──────── Recorded information

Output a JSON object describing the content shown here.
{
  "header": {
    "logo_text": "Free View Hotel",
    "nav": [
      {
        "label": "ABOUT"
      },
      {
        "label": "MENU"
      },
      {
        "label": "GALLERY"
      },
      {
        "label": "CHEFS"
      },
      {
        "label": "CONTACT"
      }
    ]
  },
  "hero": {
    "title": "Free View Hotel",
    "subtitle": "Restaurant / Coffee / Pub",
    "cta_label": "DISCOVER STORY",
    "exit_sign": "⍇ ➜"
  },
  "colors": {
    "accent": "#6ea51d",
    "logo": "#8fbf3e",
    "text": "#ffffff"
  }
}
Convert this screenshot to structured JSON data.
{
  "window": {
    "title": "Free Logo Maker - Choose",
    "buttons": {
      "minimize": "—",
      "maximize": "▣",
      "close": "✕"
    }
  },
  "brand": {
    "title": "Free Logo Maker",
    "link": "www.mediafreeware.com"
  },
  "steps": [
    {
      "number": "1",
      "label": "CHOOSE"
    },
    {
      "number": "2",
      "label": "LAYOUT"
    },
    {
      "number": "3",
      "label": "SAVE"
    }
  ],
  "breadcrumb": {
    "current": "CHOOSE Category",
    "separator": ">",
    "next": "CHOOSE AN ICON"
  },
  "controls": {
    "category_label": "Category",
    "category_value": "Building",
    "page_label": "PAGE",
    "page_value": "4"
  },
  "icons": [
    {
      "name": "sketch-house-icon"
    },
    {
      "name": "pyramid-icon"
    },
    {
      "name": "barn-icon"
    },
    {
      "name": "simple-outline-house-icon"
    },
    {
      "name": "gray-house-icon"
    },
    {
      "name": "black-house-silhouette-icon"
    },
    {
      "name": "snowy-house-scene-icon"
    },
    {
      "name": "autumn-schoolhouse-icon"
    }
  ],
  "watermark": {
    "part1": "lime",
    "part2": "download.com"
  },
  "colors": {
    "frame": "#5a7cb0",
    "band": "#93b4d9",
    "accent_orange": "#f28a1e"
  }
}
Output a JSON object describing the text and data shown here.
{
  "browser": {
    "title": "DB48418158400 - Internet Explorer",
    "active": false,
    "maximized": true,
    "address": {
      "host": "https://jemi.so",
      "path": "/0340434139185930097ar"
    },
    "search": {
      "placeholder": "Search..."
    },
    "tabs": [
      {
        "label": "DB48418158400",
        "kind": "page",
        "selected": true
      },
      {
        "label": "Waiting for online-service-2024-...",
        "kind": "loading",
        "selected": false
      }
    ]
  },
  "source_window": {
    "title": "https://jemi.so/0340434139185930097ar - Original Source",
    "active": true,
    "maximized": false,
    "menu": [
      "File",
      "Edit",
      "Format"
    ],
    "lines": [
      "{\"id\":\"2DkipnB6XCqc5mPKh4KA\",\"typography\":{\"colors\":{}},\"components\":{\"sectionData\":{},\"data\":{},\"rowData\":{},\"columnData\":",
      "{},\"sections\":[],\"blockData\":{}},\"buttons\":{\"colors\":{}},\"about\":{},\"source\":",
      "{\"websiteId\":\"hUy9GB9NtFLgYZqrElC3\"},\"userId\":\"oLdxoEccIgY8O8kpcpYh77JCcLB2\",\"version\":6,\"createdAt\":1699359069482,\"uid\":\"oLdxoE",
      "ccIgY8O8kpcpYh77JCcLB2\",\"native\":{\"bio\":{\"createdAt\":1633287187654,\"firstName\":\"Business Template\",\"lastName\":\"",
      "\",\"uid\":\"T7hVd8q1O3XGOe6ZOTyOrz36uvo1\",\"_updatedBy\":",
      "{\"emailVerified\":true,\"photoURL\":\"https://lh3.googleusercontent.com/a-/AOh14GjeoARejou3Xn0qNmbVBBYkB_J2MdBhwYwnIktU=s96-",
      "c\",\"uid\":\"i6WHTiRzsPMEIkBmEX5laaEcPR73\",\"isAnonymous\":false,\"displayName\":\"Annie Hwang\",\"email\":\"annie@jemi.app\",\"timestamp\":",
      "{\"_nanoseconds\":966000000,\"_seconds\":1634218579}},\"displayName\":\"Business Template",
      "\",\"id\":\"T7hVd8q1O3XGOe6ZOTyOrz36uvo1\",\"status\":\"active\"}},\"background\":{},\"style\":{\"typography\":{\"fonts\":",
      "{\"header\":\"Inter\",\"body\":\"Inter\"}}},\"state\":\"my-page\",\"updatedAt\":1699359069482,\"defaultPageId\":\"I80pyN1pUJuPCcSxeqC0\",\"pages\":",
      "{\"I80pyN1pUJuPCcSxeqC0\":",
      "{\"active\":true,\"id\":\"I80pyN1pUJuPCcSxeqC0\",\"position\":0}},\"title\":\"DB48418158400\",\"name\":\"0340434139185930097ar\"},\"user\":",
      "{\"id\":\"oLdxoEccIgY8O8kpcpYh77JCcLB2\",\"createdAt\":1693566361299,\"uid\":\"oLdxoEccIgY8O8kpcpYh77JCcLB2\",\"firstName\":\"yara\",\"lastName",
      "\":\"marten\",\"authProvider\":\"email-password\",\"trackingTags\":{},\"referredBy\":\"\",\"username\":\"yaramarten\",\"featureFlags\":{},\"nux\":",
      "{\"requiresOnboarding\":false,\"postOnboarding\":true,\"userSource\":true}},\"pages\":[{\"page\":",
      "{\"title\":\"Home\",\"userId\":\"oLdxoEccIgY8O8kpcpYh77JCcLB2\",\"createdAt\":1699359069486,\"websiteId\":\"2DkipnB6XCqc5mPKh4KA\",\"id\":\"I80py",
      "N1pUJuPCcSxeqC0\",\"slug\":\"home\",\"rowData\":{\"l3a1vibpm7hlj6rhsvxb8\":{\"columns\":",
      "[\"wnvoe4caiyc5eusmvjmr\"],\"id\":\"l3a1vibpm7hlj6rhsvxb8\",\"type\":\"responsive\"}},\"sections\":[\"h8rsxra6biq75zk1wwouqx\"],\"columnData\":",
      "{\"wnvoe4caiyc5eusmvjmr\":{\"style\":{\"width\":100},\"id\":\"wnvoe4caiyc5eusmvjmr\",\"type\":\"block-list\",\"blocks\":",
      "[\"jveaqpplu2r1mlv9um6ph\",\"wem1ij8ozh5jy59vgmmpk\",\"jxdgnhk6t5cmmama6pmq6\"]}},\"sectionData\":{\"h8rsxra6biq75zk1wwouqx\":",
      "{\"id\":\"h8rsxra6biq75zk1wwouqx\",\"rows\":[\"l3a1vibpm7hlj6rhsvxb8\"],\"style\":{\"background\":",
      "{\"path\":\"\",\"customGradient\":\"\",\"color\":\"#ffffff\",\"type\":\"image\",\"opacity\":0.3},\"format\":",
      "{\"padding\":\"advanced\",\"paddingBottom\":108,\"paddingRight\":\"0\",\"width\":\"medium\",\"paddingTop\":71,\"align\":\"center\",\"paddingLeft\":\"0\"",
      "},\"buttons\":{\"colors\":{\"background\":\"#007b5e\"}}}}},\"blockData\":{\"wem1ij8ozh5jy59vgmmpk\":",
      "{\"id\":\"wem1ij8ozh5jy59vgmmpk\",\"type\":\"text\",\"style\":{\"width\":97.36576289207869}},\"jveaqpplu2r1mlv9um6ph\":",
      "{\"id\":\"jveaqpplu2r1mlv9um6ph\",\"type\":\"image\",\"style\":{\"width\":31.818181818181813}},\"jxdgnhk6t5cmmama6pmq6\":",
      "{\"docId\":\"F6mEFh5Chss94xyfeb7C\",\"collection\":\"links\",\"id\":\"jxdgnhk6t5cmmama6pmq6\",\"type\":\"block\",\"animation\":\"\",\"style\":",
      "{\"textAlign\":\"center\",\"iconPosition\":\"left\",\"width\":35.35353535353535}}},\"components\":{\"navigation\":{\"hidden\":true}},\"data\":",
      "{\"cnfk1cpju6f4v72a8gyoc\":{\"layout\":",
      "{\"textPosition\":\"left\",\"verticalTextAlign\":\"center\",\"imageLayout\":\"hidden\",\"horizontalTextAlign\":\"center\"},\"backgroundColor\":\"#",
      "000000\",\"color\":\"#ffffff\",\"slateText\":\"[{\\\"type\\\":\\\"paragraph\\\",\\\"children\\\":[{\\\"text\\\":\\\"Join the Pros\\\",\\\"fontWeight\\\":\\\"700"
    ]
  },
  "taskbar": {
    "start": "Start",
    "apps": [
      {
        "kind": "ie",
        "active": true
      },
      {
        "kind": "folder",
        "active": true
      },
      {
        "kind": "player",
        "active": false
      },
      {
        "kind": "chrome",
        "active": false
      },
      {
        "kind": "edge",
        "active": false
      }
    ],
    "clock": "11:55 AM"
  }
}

────────────────

Look through the data and show every line containing "width".

      "{\"wnvoe4caiyc5eusmvjmr\":{\"style\":{\"width\":100},\"id\":\"wnvoe4caiyc5eusmvjmr\",\"type\":\"block-list\",\"blocks\":",
      "{\"padding\":\"advanced\",\"paddingBottom\":108,\"paddingRight\":\"0\",\"width\":\"medium\",\"paddingTop\":71,\"align\":\"center\",\"paddingLeft\":\"0\"",
      "{\"id\":\"wem1ij8ozh5jy59vgmmpk\",\"type\":\"text\",\"style\":{\"width\":97.36576289207869}},\"jveaqpplu2r1mlv9um6ph\":",
      "{\"id\":\"jveaqpplu2r1mlv9um6ph\",\"type\":\"image\",\"style\":{\"width\":31.818181818181813}},\"jxdgnhk6t5cmmama6pmq6\":",
      "{\"textAlign\":\"center\",\"iconPosition\":\"left\",\"width\":35.35353535353535}}},\"components\":{\"navigation\":{\"hidden\":true}},\"data\":",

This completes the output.